+++ ТЕКСТ ДЛЯ ЧТЕНИЯ

Впрочем, театр почти пуст. Толпу желающих не пустили. Билеты, распределенные на заводах и в канцеляриях, – не использованы. Лишь кое-где в партере мелькают ситцевые платки да красноармейские шапки. Все в шубах. Светло, холодно и нестерпимо скучно.
В тот вечер мне показали Дзержинского. Наша ложа была ближайшая к царской. Дзержинский сидел в царской, совсем близко от меня. Больше я его никогда не видел.
У Дзержинского было сухое, серое лицо. Острый нос, острая бородка, острая верхняя губа, выдающаяся вперед, как часто бывает у поляков. Выглядывая из потертого мехового воротничка, Дзержинский мне показался не волком, а эдаким рваным волчком, вечно голодным и вечно злым. Такие бросаются на добычу первыми, но им мало перепадает. Вскоре они отбегают в сторону, искусанные товарищами и голодные пуще прежнего.
О личной жизни Дзержинского не ходило рассказов. Кажется, ее и не было. Он был «вечный труженик». Пока верхи – Каменевы, Луначарские – потягивали коньячок, а низы – мелкие чекисты, комиссары, коменданты – глушили эстонский спирт, Дзержинский не уставал «работать». Не будем отягощать памяти о нем – несовершенными преступлениями. Достаточно совершенных. По-видимому, Дзержинский не воровал, не пьянствовал, не нагревал рук на казенных поставках, не насиловал артисток подведомственных театров. Судя по всему, он лично был бескорыстен. В большевистском бунте он исполнял роль «неподкупного». Однажды затвердив Маркса и уверовав в Ленина, он, как машина, как человеческая мясорубка, действовал, уже не рассуждая. Он никогда не был «вождем» или «идеологом», а лишь последовательным учеником и добросовестным исполнителем. Его однажды пустили в ход – и он сделал все, что было в его силах. А силы были нечеловеческие: машинные. Сказать, что у него «золотое сердце», было хуже чем подло: глупо. Потому что не только «золотого», но и самого лютого сердца у него не было. Была шестерня. И она работала, покуда не стерлась 20 июля, в 4 часа 40 минут.

++++++
+++ ФРАГМЕНТЫ НАБОРА ДАННЫХ

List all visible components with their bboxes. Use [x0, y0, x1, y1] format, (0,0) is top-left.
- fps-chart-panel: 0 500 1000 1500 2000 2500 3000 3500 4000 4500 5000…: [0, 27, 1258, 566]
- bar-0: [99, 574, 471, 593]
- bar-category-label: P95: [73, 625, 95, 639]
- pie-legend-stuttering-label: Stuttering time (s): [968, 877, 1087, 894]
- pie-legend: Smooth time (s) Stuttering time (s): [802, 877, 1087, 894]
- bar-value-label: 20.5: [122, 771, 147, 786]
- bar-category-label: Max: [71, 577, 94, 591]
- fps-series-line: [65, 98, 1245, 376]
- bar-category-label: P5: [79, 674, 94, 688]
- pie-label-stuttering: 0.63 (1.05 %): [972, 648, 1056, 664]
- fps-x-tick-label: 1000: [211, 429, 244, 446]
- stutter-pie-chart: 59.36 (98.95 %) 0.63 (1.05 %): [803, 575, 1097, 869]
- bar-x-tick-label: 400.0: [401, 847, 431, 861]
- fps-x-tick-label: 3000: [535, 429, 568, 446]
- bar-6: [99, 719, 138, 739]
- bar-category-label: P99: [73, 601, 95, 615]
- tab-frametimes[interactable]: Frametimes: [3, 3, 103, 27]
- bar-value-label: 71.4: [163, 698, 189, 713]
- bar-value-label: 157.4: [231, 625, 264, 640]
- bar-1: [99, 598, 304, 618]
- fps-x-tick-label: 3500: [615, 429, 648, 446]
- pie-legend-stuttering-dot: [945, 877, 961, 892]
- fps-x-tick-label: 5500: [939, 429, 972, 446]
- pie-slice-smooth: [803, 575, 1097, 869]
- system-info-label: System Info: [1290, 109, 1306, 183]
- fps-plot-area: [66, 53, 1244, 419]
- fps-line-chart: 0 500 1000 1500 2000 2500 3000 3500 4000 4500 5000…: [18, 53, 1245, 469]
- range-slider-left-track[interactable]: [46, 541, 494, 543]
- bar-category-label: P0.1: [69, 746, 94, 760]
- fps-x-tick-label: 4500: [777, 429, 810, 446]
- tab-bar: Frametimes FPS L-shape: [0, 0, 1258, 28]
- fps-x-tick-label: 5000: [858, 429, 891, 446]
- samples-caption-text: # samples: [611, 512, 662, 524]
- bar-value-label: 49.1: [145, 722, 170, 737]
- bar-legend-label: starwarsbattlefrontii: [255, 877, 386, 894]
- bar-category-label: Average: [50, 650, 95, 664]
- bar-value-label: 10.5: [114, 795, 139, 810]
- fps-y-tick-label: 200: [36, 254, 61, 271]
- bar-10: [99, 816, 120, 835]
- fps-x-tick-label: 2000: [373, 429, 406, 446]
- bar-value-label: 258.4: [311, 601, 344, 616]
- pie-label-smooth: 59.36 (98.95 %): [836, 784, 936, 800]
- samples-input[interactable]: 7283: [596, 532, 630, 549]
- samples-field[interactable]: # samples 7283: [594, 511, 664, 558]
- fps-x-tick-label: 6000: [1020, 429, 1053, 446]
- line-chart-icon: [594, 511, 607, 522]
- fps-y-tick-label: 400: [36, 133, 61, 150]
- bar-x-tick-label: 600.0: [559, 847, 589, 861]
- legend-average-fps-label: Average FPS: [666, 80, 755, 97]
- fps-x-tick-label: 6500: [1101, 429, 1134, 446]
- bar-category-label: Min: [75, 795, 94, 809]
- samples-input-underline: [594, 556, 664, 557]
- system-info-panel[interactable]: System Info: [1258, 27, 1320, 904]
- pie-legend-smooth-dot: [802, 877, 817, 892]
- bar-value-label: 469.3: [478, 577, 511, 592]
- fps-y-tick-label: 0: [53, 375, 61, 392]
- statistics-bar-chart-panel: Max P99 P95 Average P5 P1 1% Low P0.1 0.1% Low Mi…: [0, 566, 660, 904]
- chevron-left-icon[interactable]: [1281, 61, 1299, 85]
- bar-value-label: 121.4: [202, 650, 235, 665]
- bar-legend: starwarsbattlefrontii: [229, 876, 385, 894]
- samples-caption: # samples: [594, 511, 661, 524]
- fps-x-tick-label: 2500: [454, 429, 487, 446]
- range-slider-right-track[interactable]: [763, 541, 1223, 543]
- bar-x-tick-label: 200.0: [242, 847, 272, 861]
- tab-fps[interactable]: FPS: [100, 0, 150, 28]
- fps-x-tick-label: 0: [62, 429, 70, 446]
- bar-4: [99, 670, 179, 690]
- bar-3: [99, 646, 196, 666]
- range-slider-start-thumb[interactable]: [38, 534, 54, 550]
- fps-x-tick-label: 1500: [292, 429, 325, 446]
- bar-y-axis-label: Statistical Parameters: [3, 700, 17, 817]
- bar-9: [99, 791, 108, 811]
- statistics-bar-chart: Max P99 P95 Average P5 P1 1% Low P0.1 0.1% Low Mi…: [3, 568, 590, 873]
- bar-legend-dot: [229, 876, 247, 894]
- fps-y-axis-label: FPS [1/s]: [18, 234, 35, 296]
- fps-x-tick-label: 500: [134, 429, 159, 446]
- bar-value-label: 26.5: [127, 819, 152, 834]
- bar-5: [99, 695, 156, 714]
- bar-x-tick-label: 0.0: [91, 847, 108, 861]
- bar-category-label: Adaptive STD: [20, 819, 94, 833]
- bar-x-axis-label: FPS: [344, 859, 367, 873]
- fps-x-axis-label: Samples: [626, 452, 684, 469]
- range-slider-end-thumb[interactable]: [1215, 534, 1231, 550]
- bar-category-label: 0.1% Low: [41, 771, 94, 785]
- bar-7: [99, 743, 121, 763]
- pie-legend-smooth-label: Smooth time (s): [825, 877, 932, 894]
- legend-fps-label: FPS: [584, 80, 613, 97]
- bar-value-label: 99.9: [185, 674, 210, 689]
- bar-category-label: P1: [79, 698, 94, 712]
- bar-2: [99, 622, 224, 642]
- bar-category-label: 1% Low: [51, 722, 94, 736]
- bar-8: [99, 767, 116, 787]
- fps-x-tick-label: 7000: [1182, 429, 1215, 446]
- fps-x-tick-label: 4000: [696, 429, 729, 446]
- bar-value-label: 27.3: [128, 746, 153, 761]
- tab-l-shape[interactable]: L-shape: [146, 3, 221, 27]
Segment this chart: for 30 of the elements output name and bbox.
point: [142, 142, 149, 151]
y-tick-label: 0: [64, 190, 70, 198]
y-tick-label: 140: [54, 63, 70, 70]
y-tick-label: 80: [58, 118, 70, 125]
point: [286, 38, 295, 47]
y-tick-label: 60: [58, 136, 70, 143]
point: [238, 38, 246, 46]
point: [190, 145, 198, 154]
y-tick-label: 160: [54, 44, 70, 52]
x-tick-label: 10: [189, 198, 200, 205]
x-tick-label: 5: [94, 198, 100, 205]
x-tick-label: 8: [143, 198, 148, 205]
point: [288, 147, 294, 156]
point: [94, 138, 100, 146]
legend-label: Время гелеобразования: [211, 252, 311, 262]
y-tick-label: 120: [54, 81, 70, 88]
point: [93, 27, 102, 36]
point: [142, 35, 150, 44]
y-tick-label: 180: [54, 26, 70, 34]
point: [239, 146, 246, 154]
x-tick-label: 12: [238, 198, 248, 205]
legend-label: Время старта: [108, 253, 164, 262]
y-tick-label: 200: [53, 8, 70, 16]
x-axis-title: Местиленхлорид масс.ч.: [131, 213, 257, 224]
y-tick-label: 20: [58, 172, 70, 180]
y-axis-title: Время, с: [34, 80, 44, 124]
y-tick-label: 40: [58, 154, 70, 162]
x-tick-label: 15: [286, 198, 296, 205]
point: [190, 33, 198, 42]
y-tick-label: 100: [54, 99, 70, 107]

++++++

УСЛОВИЯ ЗАДАНИЙ:
a) Пожалуйста, извлеките из текста о Дзержинском фрагмент между словами «Впрочем, театр почти» и «никогда не видел.» включительно.
b) В какой ложе театра сидел Дзержинский в тот вечер, согласно тексту о Дзержинском?

ОТВЕТЫ НИЖЕ:
a)
Впрочем, театр почти пуст. Толпу желающих не пустили. Билеты, распределенные на заводах и в канцеляриях, – не использованы. Лишь кое-где в партере мелькают ситцевые платки да красноармейские шапки. Все в шубах. Светло, холодно и нестерпимо скучно.
В тот вечер мне показали Дзержинского. Наша ложа была ближайшая к царской. Дзержинский сидел в царской, совсем близко от меня. Больше я его никогда не видел.

b) В царской ложе.